- Stated exercise:
Check each line for the string "ресурсному" and give only the count of lines that have it.

(Stored entries)

_ _ _ _ _

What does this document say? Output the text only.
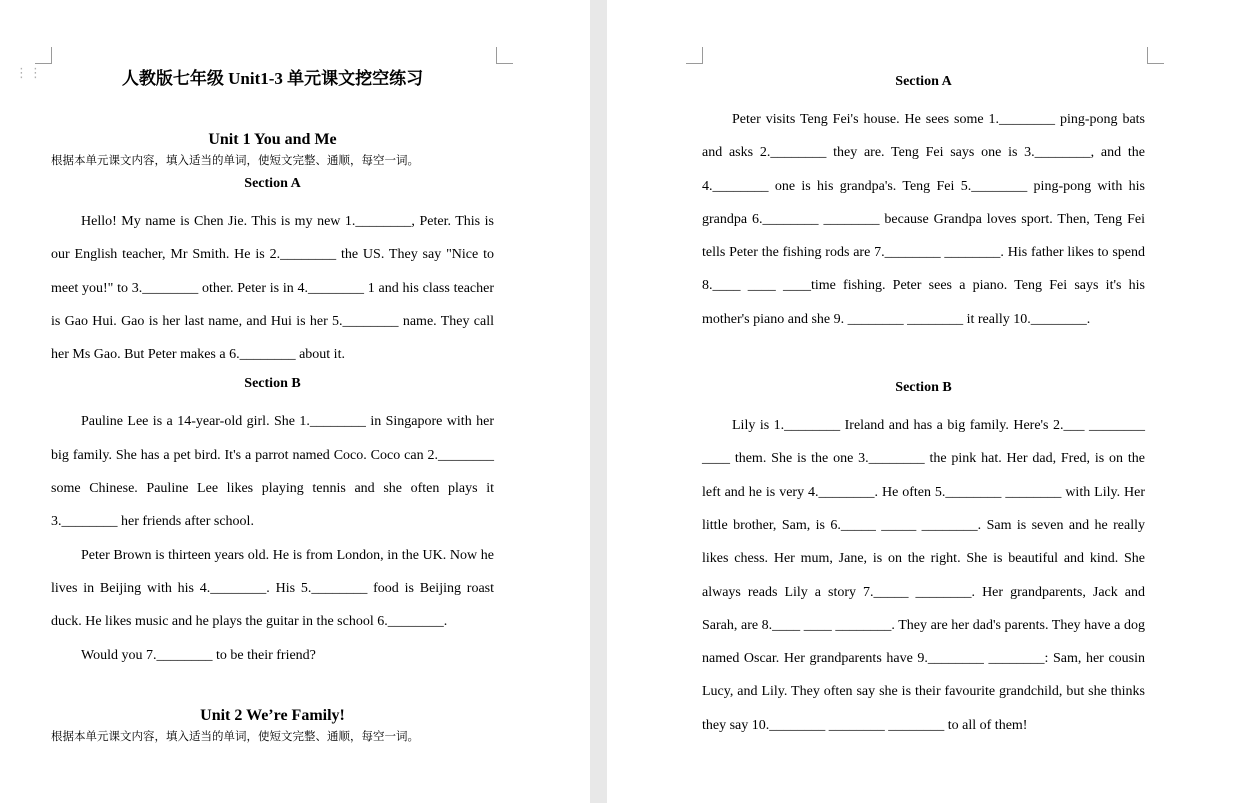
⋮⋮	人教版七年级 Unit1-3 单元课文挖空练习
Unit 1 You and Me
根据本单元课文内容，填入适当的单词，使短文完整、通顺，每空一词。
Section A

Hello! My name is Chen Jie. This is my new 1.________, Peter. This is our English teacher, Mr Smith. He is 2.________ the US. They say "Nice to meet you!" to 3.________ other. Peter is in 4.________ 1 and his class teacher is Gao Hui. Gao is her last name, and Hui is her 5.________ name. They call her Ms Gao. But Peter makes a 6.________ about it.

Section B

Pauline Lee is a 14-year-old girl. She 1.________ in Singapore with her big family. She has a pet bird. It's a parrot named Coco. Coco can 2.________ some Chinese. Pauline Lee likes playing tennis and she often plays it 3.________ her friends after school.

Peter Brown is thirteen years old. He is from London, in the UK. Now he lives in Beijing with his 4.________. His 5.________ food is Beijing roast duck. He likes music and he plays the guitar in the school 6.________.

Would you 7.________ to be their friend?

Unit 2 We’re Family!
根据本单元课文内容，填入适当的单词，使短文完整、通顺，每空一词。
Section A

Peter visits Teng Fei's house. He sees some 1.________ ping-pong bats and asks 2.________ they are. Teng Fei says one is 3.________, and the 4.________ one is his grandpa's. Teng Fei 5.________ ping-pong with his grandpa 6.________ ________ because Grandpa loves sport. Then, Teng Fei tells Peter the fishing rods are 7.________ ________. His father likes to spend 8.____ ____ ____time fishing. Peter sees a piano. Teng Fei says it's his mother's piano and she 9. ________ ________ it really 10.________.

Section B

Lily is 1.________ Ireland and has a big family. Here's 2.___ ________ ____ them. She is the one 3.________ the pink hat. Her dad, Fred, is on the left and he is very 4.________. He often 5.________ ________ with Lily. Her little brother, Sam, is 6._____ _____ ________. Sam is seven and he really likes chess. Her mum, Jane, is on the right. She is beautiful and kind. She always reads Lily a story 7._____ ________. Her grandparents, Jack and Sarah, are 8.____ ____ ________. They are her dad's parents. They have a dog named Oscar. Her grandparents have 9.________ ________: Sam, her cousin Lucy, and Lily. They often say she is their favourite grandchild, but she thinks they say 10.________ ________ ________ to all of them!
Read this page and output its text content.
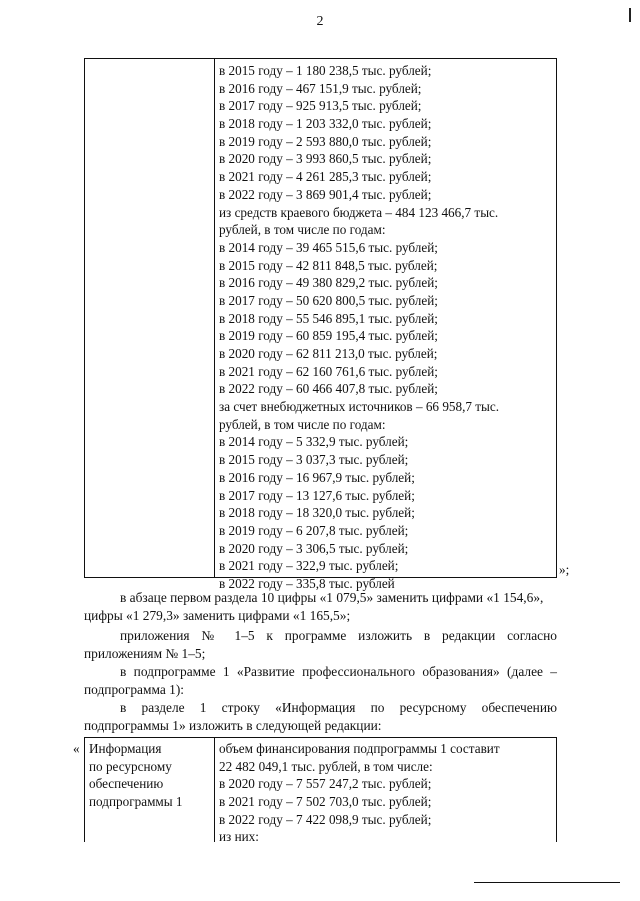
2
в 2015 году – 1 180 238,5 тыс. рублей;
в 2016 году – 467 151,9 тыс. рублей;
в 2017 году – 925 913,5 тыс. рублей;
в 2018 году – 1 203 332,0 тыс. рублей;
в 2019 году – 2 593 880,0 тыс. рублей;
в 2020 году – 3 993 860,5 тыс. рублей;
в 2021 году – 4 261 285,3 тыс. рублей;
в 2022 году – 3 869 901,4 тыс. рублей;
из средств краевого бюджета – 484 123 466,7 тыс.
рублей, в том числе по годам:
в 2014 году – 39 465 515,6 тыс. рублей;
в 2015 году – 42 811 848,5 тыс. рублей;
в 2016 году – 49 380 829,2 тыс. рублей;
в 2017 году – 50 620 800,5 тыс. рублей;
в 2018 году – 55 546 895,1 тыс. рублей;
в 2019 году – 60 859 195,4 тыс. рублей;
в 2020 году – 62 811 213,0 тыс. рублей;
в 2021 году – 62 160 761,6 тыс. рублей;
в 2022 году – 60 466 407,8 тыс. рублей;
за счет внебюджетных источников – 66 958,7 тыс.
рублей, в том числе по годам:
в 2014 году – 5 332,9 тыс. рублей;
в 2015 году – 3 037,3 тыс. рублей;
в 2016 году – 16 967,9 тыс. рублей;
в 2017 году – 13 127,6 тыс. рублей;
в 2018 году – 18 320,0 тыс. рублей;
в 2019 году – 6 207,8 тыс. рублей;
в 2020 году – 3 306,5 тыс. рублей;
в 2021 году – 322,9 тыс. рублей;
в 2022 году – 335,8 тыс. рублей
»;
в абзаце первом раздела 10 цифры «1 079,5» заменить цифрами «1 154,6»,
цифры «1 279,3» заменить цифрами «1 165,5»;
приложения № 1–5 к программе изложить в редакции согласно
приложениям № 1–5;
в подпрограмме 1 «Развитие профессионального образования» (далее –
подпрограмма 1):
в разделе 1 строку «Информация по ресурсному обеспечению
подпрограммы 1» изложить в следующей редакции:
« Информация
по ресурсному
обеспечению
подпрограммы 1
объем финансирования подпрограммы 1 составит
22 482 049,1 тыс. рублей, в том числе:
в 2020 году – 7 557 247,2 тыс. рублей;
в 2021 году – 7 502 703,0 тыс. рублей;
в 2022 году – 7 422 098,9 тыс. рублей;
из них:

_ _ _ _ _

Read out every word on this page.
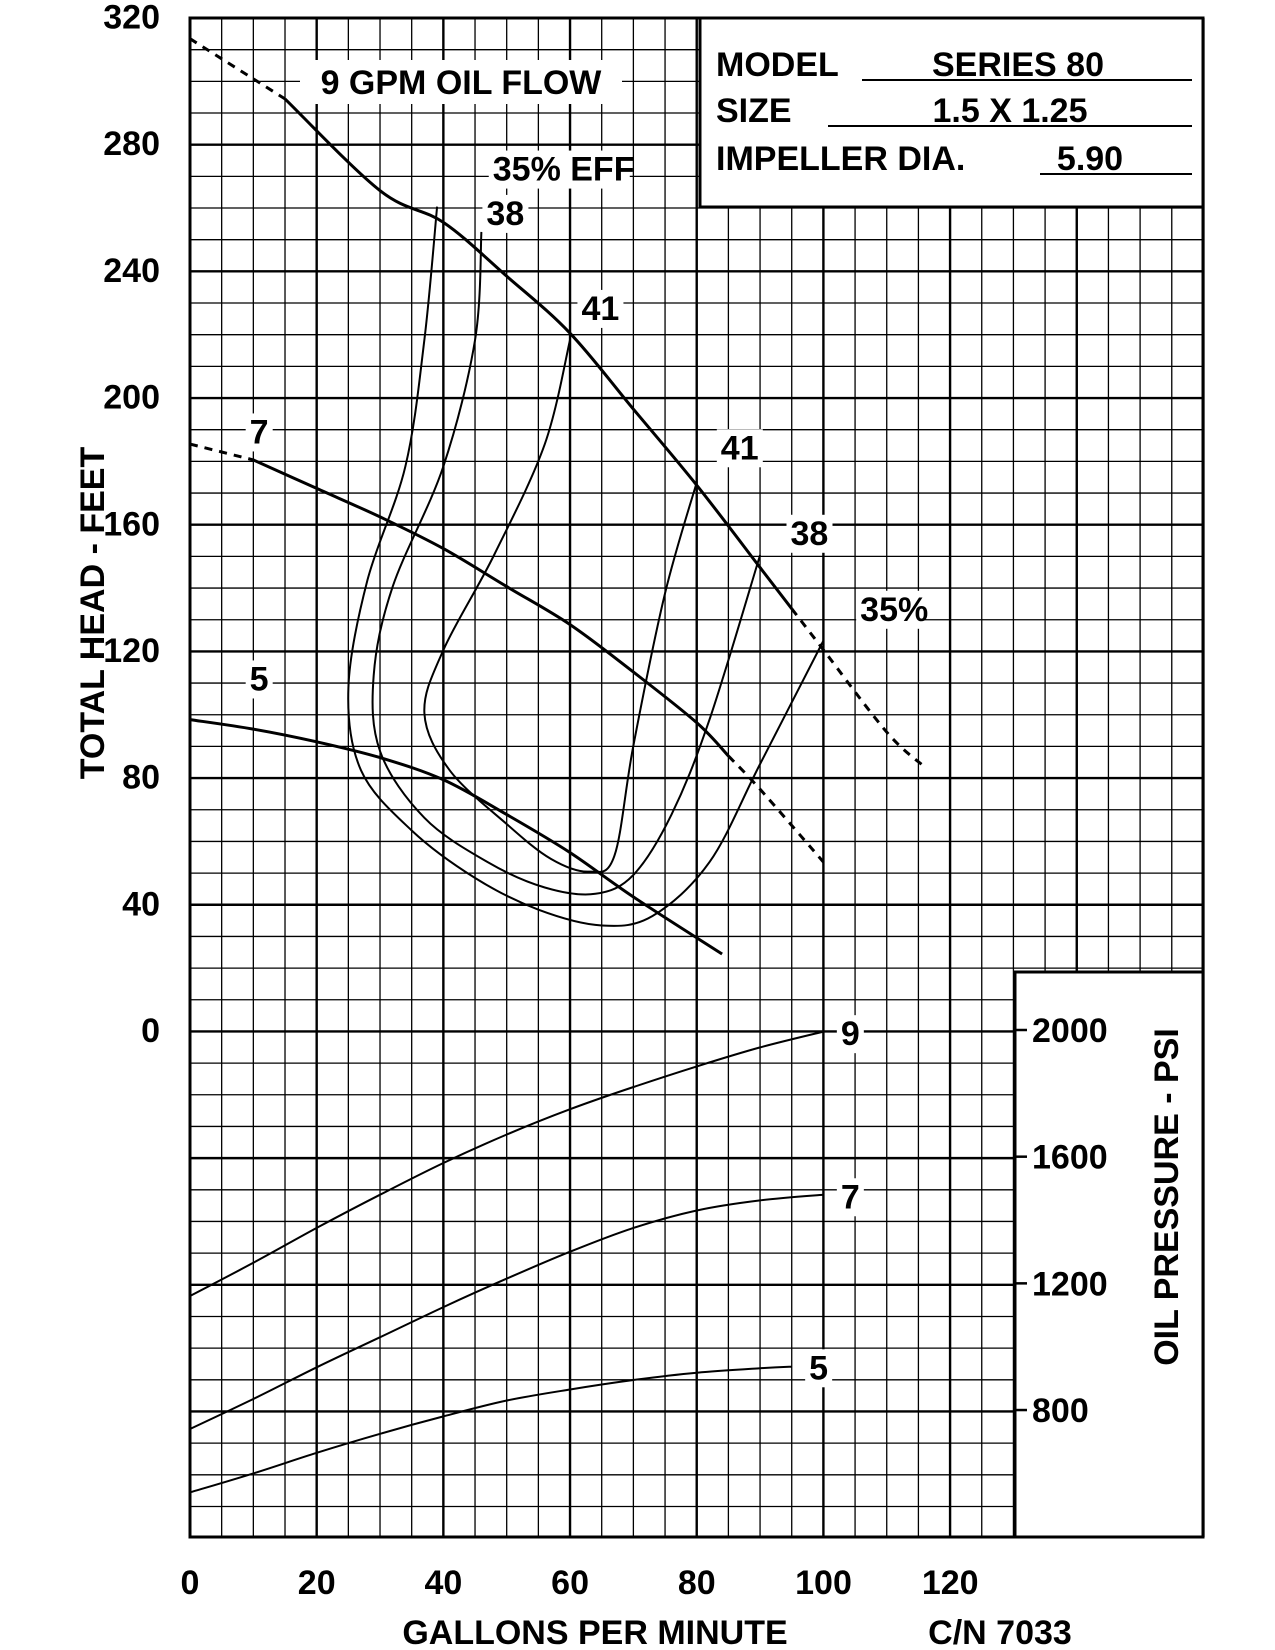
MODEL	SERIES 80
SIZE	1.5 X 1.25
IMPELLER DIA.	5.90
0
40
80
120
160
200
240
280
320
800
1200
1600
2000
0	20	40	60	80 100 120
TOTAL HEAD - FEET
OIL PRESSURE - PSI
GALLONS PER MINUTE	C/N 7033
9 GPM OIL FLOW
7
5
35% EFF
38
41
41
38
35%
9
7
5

_ _ _ _ _

- Solution:
2